*** RECORD EXCERPTS ***
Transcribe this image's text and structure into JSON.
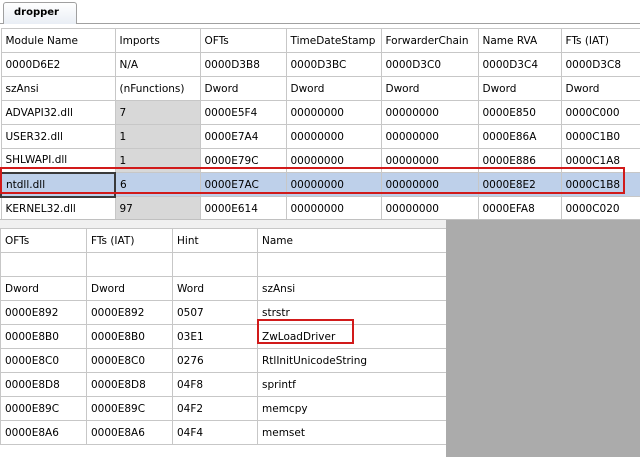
{
  "tab": {
    "label": "dropper"
  },
  "import_directory": {
    "headers": [
      "Module Name",
      "Imports",
      "OFTs",
      "TimeDateStamp",
      "ForwarderChain",
      "Name RVA",
      "FTs (IAT)"
    ],
    "offsets": [
      "0000D6E2",
      "N/A",
      "0000D3B8",
      "0000D3BC",
      "0000D3C0",
      "0000D3C4",
      "0000D3C8"
    ],
    "types": [
      "szAnsi",
      "(nFunctions)",
      "Dword",
      "Dword",
      "Dword",
      "Dword",
      "Dword"
    ],
    "rows": [
      [
        "ADVAPI32.dll",
        "7",
        "0000E5F4",
        "00000000",
        "00000000",
        "0000E850",
        "0000C000"
      ],
      [
        "USER32.dll",
        "1",
        "0000E7A4",
        "00000000",
        "00000000",
        "0000E86A",
        "0000C1B0"
      ],
      [
        "SHLWAPI.dll",
        "1",
        "0000E79C",
        "00000000",
        "00000000",
        "0000E886",
        "0000C1A8"
      ],
      [
        "ntdll.dll",
        "6",
        "0000E7AC",
        "00000000",
        "00000000",
        "0000E8E2",
        "0000C1B8"
      ],
      [
        "KERNEL32.dll",
        "97",
        "0000E614",
        "00000000",
        "00000000",
        "0000EFA8",
        "0000C020"
      ]
    ],
    "selected_row": 3
  },
  "functions": {
    "headers": [
      "OFTs",
      "FTs (IAT)",
      "Hint",
      "Name"
    ],
    "offsets": [
      "",
      "",
      "",
      ""
    ],
    "types": [
      "Dword",
      "Dword",
      "Word",
      "szAnsi"
    ],
    "rows": [
      [
        "0000E892",
        "0000E892",
        "0507",
        "strstr"
      ],
      [
        "0000E8B0",
        "0000E8B0",
        "03E1",
        "ZwLoadDriver"
      ],
      [
        "0000E8C0",
        "0000E8C0",
        "0276",
        "RtlInitUnicodeString"
      ],
      [
        "0000E8D8",
        "0000E8D8",
        "04F8",
        "sprintf"
      ],
      [
        "0000E89C",
        "0000E89C",
        "04F2",
        "memcpy"
      ],
      [
        "0000E8A6",
        "0000E8A6",
        "04F4",
        "memset"
      ]
    ],
    "highlighted": "ZwLoadDriver"
  },
  "colors": {
    "selection": "#bed0ea",
    "highlight_border": "#d11a1a",
    "gray_cell": "#d8d8d8",
    "empty_area": "#ababab"
  }
}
***
Copy the data word for word. Pictures do not go in the copy.

EXERCISE RESPONSE
Transcribe this image's text and structure into JSON.
{
  "tab": {
    "label": "dropper"
  },
  "import_directory": {
    "headers": [
      "Module Name",
      "Imports",
      "OFTs",
      "TimeDateStamp",
      "ForwarderChain",
      "Name RVA",
      "FTs (IAT)"
    ],
    "offsets": [
      "0000D6E2",
      "N/A",
      "0000D3B8",
      "0000D3BC",
      "0000D3C0",
      "0000D3C4",
      "0000D3C8"
    ],
    "types": [
      "szAnsi",
      "(nFunctions)",
      "Dword",
      "Dword",
      "Dword",
      "Dword",
      "Dword"
    ],
    "rows": [
      [
        "ADVAPI32.dll",
        "7",
        "0000E5F4",
        "00000000",
        "00000000",
        "0000E850",
        "0000C000"
      ],
      [
        "USER32.dll",
        "1",
        "0000E7A4",
        "00000000",
        "00000000",
        "0000E86A",
        "0000C1B0"
      ],
      [
        "SHLWAPI.dll",
        "1",
        "0000E79C",
        "00000000",
        "00000000",
        "0000E886",
        "0000C1A8"
      ],
      [
        "ntdll.dll",
        "6",
        "0000E7AC",
        "00000000",
        "00000000",
        "0000E8E2",
        "0000C1B8"
      ],
      [
        "KERNEL32.dll",
        "97",
        "0000E614",
        "00000000",
        "00000000",
        "0000EFA8",
        "0000C020"
      ]
    ],
    "selected_row": 3
  },
  "functions": {
    "headers": [
      "OFTs",
      "FTs (IAT)",
      "Hint",
      "Name"
    ],
    "offsets": [
      "",
      "",
      "",
      ""
    ],
    "types": [
      "Dword",
      "Dword",
      "Word",
      "szAnsi"
    ],
    "rows": [
      [
        "0000E892",
        "0000E892",
        "0507",
        "strstr"
      ],
      [
        "0000E8B0",
        "0000E8B0",
        "03E1",
        "ZwLoadDriver"
      ],
      [
        "0000E8C0",
        "0000E8C0",
        "0276",
        "RtlInitUnicodeString"
      ],
      [
        "0000E8D8",
        "0000E8D8",
        "04F8",
        "sprintf"
      ],
      [
        "0000E89C",
        "0000E89C",
        "04F2",
        "memcpy"
      ],
      [
        "0000E8A6",
        "0000E8A6",
        "04F4",
        "memset"
      ]
    ],
    "highlighted": "ZwLoadDriver"
  },
  "colors": {
    "selection": "#bed0ea",
    "highlight_border": "#d11a1a",
    "gray_cell": "#d8d8d8",
    "empty_area": "#ababab"
  }
}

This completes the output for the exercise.